[START Data lines]
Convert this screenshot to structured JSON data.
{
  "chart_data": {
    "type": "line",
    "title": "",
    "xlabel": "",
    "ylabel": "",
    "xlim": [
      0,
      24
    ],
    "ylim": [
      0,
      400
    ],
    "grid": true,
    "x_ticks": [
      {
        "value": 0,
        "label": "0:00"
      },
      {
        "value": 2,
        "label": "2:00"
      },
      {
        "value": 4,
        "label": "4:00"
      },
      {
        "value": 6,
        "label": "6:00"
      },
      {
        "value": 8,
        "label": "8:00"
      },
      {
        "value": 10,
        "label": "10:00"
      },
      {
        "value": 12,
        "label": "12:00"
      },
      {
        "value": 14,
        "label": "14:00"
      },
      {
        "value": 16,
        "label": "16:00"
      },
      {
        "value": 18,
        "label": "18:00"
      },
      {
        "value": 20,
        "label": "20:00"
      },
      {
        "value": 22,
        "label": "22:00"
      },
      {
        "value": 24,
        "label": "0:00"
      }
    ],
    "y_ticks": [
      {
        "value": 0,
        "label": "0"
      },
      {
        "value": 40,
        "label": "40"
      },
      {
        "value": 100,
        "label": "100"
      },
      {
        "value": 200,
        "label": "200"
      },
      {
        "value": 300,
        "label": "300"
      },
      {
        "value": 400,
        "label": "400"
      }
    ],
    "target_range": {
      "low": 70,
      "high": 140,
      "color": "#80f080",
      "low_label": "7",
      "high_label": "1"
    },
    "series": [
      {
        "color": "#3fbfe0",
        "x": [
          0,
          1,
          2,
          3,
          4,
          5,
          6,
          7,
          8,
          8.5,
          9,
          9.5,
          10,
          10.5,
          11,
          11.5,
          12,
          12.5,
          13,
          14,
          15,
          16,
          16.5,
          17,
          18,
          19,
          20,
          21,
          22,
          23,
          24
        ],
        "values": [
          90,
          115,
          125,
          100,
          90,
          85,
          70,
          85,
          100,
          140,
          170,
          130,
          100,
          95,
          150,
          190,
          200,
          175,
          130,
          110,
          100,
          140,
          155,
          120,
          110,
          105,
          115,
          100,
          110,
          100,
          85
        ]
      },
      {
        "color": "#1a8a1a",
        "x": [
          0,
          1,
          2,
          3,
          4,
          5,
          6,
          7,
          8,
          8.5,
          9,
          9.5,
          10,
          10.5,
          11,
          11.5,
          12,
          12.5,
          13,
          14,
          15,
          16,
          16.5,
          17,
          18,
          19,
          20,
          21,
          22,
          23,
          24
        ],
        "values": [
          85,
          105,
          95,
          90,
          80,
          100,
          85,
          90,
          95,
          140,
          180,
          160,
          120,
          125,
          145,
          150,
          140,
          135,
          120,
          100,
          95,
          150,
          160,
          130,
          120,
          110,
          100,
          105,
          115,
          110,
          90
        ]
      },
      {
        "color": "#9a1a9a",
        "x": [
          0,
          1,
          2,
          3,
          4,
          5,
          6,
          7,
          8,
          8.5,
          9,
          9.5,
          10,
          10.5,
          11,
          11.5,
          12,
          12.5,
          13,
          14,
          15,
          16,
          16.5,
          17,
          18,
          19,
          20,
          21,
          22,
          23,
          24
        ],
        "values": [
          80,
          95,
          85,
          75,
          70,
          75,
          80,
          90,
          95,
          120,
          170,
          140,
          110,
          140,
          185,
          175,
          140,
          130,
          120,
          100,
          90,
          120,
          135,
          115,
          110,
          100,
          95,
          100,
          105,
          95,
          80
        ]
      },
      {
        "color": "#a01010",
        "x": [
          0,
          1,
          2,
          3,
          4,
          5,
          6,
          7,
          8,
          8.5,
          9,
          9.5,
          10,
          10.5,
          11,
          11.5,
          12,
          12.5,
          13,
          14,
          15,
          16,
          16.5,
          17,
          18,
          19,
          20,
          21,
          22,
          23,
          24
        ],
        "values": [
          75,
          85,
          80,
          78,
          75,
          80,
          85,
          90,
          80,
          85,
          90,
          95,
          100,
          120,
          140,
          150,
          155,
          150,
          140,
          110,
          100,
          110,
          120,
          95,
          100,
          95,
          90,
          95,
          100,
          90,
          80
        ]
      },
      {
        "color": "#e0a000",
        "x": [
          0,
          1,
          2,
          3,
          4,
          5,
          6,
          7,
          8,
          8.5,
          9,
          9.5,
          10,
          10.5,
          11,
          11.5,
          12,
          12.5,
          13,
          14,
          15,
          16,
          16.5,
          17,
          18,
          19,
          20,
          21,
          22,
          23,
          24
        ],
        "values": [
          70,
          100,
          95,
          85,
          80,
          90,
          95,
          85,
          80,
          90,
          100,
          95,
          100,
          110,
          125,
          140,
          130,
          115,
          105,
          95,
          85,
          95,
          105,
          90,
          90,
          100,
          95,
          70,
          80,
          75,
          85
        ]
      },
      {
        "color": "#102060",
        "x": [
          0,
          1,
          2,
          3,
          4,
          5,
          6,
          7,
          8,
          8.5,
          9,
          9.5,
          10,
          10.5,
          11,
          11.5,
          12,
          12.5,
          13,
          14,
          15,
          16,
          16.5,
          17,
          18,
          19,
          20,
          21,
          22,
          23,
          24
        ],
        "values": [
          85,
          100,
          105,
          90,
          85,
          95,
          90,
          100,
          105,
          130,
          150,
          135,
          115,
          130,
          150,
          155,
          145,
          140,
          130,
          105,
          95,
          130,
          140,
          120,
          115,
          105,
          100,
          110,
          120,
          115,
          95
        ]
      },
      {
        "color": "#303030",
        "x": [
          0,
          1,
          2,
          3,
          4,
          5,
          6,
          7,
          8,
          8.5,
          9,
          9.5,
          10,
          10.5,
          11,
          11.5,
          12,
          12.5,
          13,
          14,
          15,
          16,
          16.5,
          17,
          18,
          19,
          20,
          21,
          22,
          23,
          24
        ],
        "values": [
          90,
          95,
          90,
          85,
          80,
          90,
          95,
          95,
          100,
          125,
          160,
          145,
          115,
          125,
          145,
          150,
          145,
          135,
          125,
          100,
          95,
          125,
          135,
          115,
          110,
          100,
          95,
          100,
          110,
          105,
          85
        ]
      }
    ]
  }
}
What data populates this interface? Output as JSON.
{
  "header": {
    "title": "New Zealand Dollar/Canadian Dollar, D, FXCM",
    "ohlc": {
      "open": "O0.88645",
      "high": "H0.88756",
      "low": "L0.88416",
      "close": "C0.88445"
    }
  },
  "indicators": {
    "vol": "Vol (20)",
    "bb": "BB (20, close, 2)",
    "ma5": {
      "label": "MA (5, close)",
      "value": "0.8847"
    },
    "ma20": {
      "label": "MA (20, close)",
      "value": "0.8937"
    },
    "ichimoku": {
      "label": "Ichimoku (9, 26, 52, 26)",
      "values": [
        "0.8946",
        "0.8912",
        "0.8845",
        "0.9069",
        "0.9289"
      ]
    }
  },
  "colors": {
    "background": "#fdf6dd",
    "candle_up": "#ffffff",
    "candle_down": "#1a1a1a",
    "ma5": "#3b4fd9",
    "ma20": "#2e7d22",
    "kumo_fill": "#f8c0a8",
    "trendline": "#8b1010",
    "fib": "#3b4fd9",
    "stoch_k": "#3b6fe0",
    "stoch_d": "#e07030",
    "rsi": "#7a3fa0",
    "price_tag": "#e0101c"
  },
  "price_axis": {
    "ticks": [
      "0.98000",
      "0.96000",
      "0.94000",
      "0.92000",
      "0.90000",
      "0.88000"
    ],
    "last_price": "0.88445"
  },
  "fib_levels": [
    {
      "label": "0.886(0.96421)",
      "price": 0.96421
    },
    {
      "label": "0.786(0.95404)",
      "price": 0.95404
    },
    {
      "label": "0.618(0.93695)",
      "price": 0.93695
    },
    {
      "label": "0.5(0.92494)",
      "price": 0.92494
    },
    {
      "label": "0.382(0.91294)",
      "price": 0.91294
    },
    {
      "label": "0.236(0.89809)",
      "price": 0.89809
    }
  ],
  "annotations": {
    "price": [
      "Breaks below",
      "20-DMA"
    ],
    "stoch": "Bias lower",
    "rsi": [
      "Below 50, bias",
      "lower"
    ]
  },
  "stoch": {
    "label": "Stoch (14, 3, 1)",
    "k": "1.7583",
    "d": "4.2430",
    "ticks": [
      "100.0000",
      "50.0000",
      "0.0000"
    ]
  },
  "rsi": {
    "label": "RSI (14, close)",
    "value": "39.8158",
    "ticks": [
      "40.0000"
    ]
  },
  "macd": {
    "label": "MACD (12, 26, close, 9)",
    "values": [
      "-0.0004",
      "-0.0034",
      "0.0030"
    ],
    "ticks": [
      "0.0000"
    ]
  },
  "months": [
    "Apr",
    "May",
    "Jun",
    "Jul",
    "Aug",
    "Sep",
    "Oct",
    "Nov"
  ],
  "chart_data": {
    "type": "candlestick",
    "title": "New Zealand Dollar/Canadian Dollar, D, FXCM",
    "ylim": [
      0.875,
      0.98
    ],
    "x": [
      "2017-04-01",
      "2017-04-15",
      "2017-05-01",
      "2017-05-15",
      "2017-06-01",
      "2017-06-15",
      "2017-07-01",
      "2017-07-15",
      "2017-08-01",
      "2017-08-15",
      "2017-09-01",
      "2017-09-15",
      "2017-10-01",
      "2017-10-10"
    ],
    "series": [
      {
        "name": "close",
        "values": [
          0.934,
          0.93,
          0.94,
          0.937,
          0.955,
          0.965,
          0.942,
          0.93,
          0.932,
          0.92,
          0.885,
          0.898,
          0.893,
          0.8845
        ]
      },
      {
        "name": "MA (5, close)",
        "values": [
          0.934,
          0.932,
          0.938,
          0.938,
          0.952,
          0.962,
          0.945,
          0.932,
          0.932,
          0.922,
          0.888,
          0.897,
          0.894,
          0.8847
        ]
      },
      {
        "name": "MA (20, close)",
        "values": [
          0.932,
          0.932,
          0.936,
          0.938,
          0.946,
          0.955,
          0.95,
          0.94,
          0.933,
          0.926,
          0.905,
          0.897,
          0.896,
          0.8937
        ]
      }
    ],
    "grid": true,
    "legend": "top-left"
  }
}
[END Data lines]
Exercise aim: Which lines hold the word "close"? Show each one.

Expected output:
      "close": "C0.88445"
    "bb": "BB (20, close, 2)",
      "label": "MA (5, close)",
      "label": "MA (20, close)",
    "label": "RSI (14, close)",
    "label": "MACD (12, 26, close, 9)",
        "name": "close",
        "name": "MA (5, close)",
        "name": "MA (20, close)",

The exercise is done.